Extracted material =
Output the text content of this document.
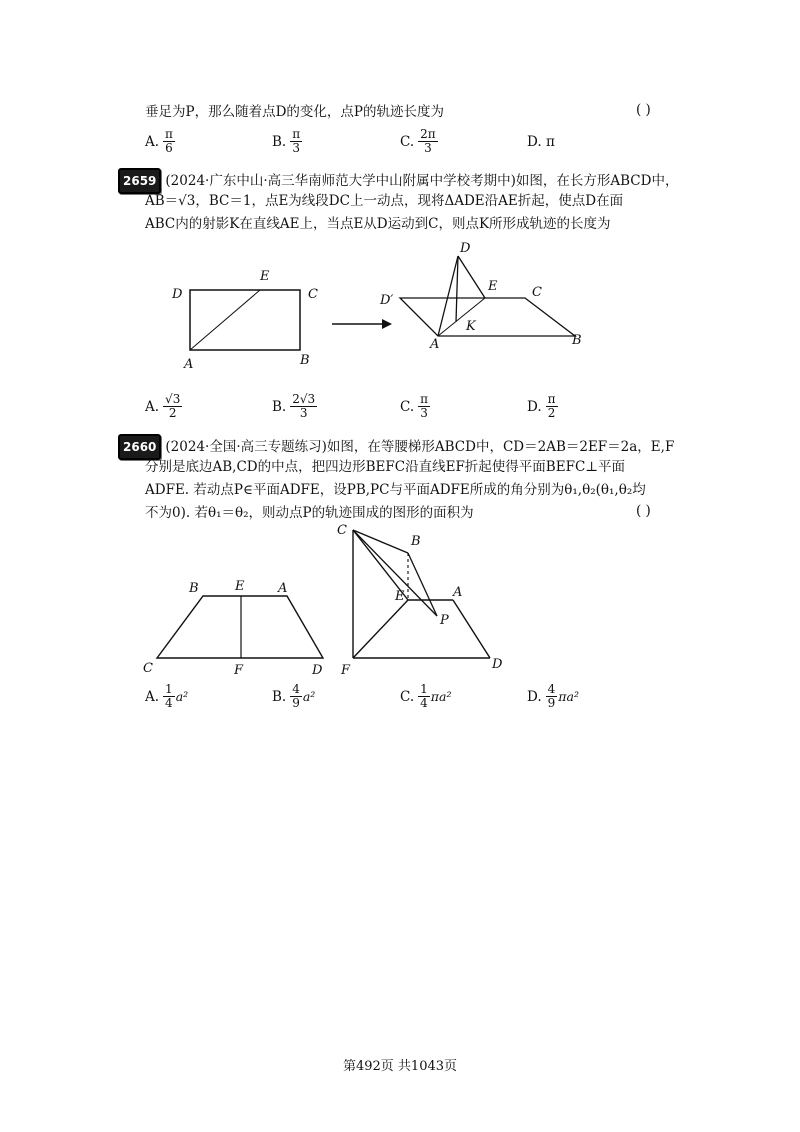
垂足为P，那么随着点D的变化，点P的轨迹长度为	( )
A. $\frac{\pi}{6}$	B. $\frac{\pi}{3}$	C. $\frac{2\pi}{3}$	D.
π
2659 (2024·广东中山·高三华南师范大学中山附属中学校考期中)如图，在长方形ABCD中，
AB＝√3，BC＝1，点E为线段DC上一动点，现将ΔADE沿AE折起，使点D在面
ABC内的射影K在直线AE上，当点E从D运动到C，则点K所形成轨迹的长度为
D
E
C
A	B
D
D′
E	C
K
A	B
A. $\frac{√3}{2}$	B. $\frac{2√3}{3}$	C. $\frac{\pi}{3}$	D. $\frac{\pi}{2}$
2660 (2024·全国·高三专题练习)如图，在等腰梯形ABCD中，CD＝2AB＝2EF＝2a，E,F
分别是底边AB,CD的中点，把四边形BEFC沿直线EF折起使得平面BEFC⊥平面
ADFE. 若动点P∈平面ADFE，设PB,PC与平面ADFE所成的角分别为θ₁,θ₂(θ₁,θ₂均
不为0). 若θ₁＝θ₂，则动点P的轨迹围成的图形的面积为	( )
B	E	A
C	F	D
C
B
E	A
P
F	D
A. $\frac{1}{4} a^2$	B. $\frac{4}{9} a^2$	C. $\frac{1}{4} \pi a^2$	D. $\frac{4}{9} \pi a^2$
第492页 共1043页
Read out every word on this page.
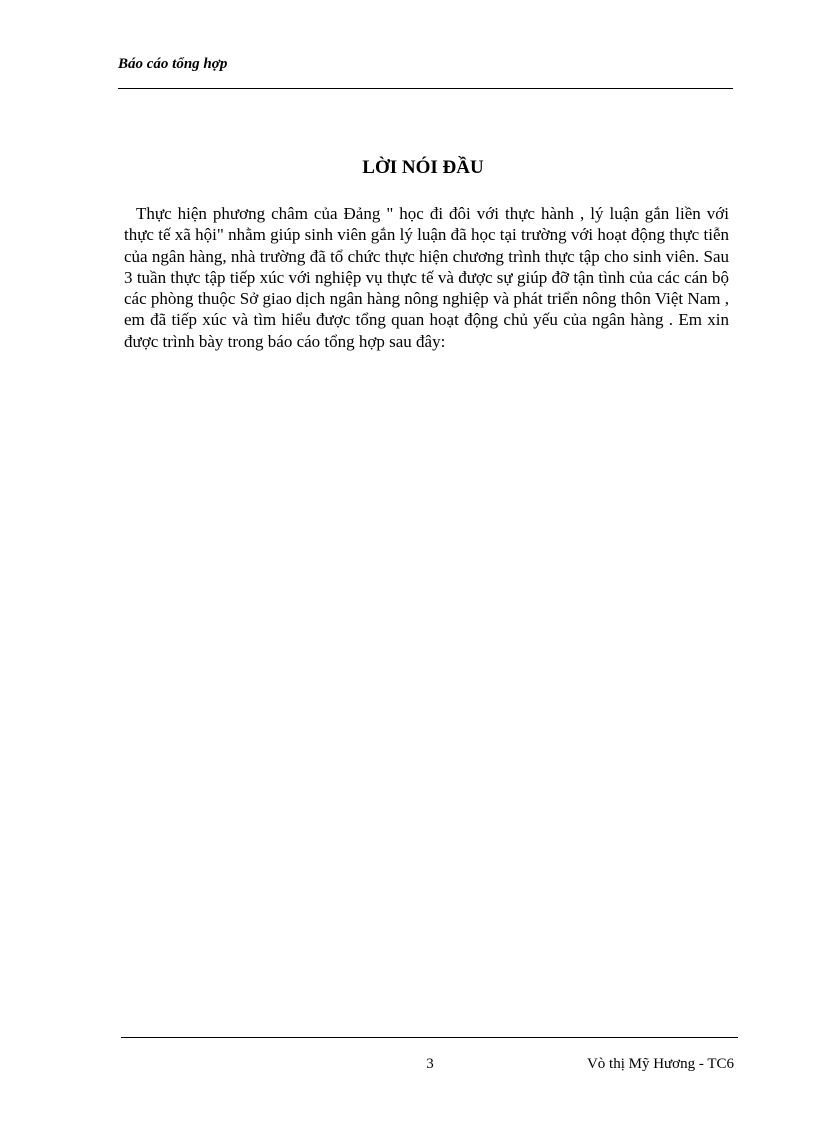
Báo cáo tổng hợp
LỜI NÓI ĐẦU

Thực hiện phương châm của Đảng " học đi đôi với thực hành , lý luận gắn liền với thực tế xã hội" nhằm giúp sinh viên gắn lý luận đã học tại trường với hoạt động thực tiễn của ngân hàng, nhà trường đã tổ chức thực hiện chương trình thực tập cho sinh viên. Sau 3 tuần thực tập tiếp xúc với nghiệp vụ thực tế và được sự giúp đỡ tận tình của các cán bộ các phòng thuộc Sở giao dịch ngân hàng nông nghiệp và phát triển nông thôn Việt Nam , em đã tiếp xúc và tìm hiểu được tổng quan hoạt động chủ yếu của ngân hàng . Em xin được trình bày trong báo cáo tổng hợp sau đây:

3	Vò thị Mỹ Hương - TC6
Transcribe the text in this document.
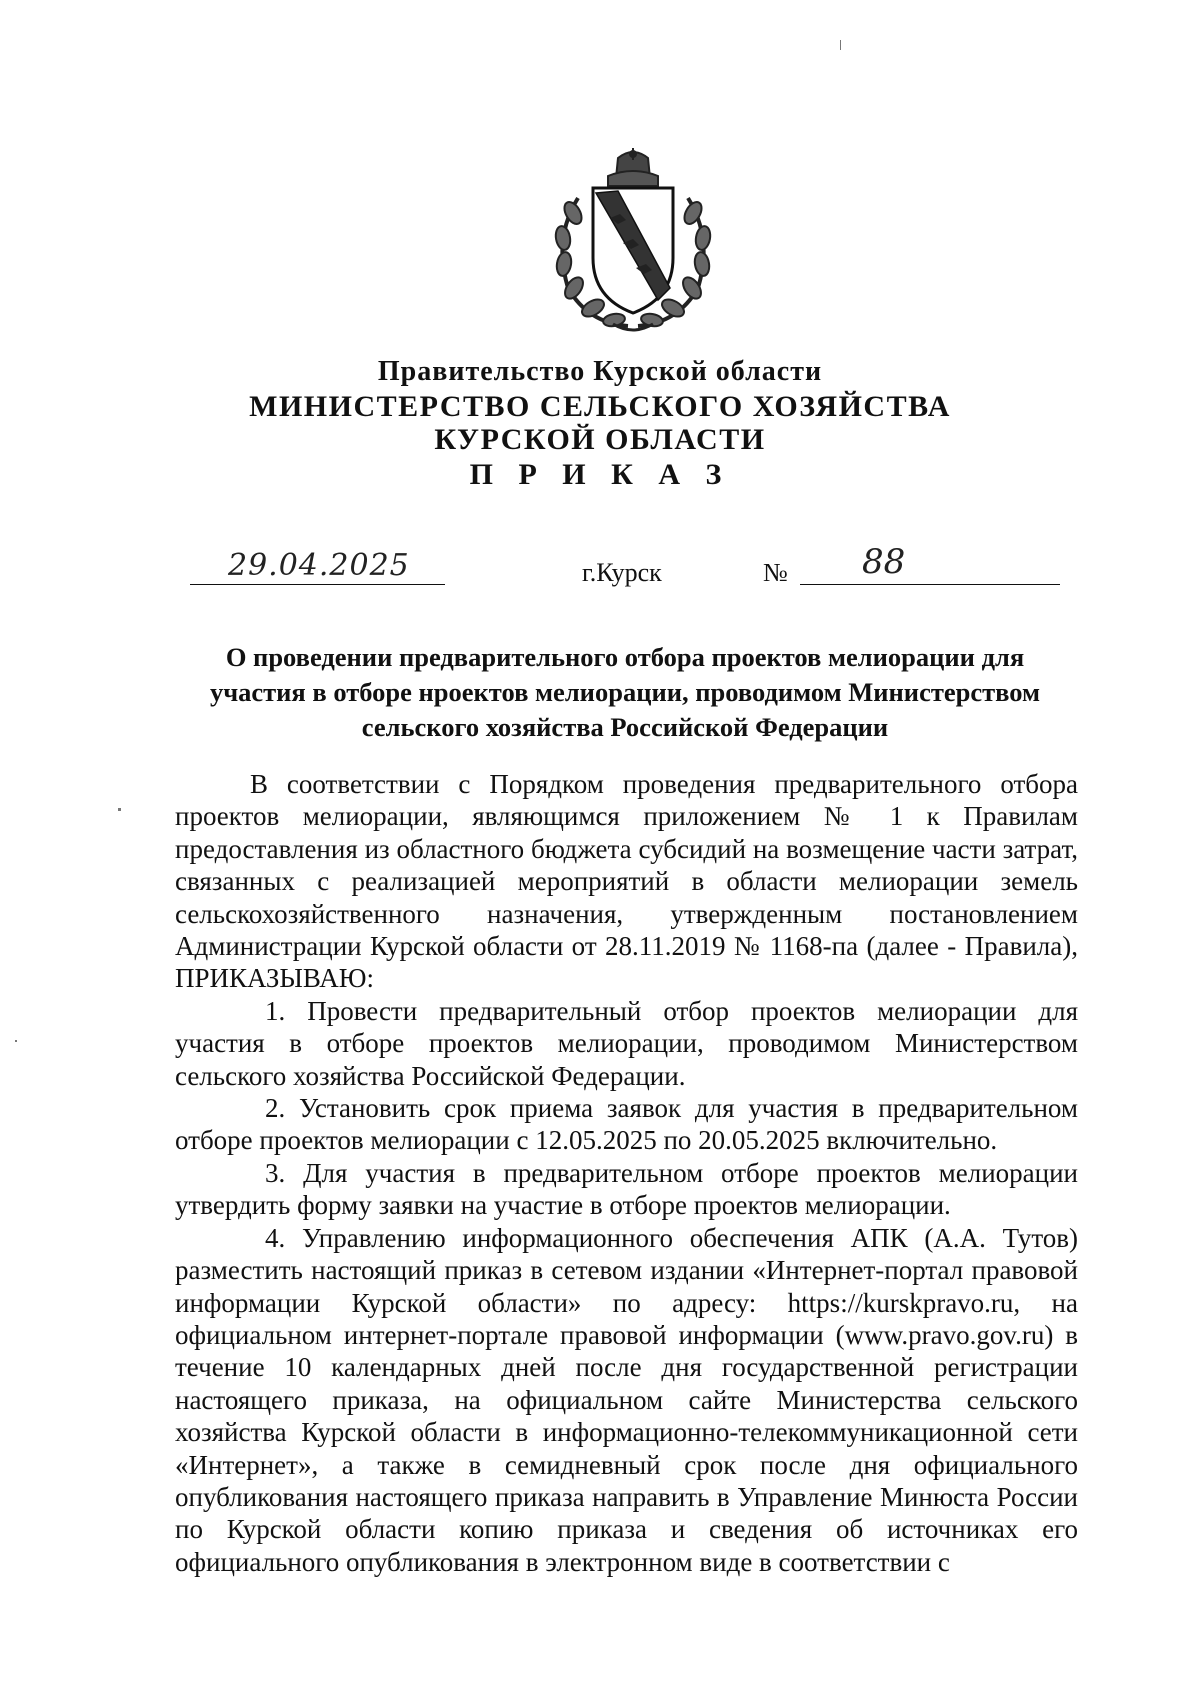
Правительство Курской области
МИНИСТЕРСТВО СЕЛЬСКОГО ХОЗЯЙСТВА
КУРСКОЙ ОБЛАСТИ
П Р И К А З
29.04.2025	г.Курск	№ 88
О проведении предварительного отбора проектов мелиорации для участия в отборе нроектов мелиорации, проводимом Министерством сельского хозяйства Российской Федерации

В соответствии с Порядком проведения предварительного отбора проектов мелиорации, являющимся приложением № 1 к Правилам предоставления из областного бюджета субсидий на возмещение части затрат, связанных с реализацией мероприятий в области мелиорации земель сельскохозяйственного назначения, утвержденным постановлением Администрации Курской области от 28.11.2019 № 1168-па (далее - Правила), ПРИКАЗЫВАЮ:

1. Провести предварительный отбор проектов мелиорации для участия в отборе проектов мелиорации, проводимом Министерством сельского хозяйства Российской Федерации.

2. Установить срок приема заявок для участия в предварительном отборе проектов мелиорации с 12.05.2025 по 20.05.2025 включительно.

3. Для участия в предварительном отборе проектов мелиорации утвердить форму заявки на участие в отборе проектов мелиорации.

4. Управлению информационного обеспечения АПК (А.А. Тутов) разместить настоящий приказ в сетевом издании «Интернет-портал правовой информации Курской области» по адресу: https://kurskpravo.ru, на официальном интернет-портале правовой информации (www.pravo.gov.ru) в течение 10 календарных дней после дня государственной регистрации настоящего приказа, на официальном сайте Министерства сельского хозяйства Курской области в информационно-телекоммуникационной сети «Интернет», а также в семидневный срок после дня официального опубликования настоящего приказа направить в Управление Минюста России по Курской области копию приказа и сведения об источниках его официального опубликования в электронном виде в соответствии с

Aim of the exercise =
List all lines above in which the string "соответствии" appears.

Exercise output =
В соответствии с Порядком проведения предварительного отбора проектов мелиорации, являющимся приложением № 1 к Правилам предоставления из областного бюджета субсидий на возмещение части затрат, связанных с реализацией мероприятий в области мелиорации земель сельскохозяйственного назначения, утвержденным постановлением Администрации Курской области от 28.11.2019 № 1168-па (далее - Правила), ПРИКАЗЫВАЮ:
4. Управлению информационного обеспечения АПК (А.А. Тутов) разместить настоящий приказ в сетевом издании «Интернет-портал правовой информации Курской области» по адресу: https://kurskpravo.ru, на официальном интернет-портале правовой информации (www.pravo.gov.ru) в течение 10 календарных дней после дня государственной регистрации настоящего приказа, на официальном сайте Министерства сельского хозяйства Курской области в информационно-телекоммуникационной сети «Интернет», а также в семидневный срок после дня официального опубликования настоящего приказа направить в Управление Минюста России по Курской области копию приказа и сведения об источниках его официального опубликования в электронном виде в соответствии с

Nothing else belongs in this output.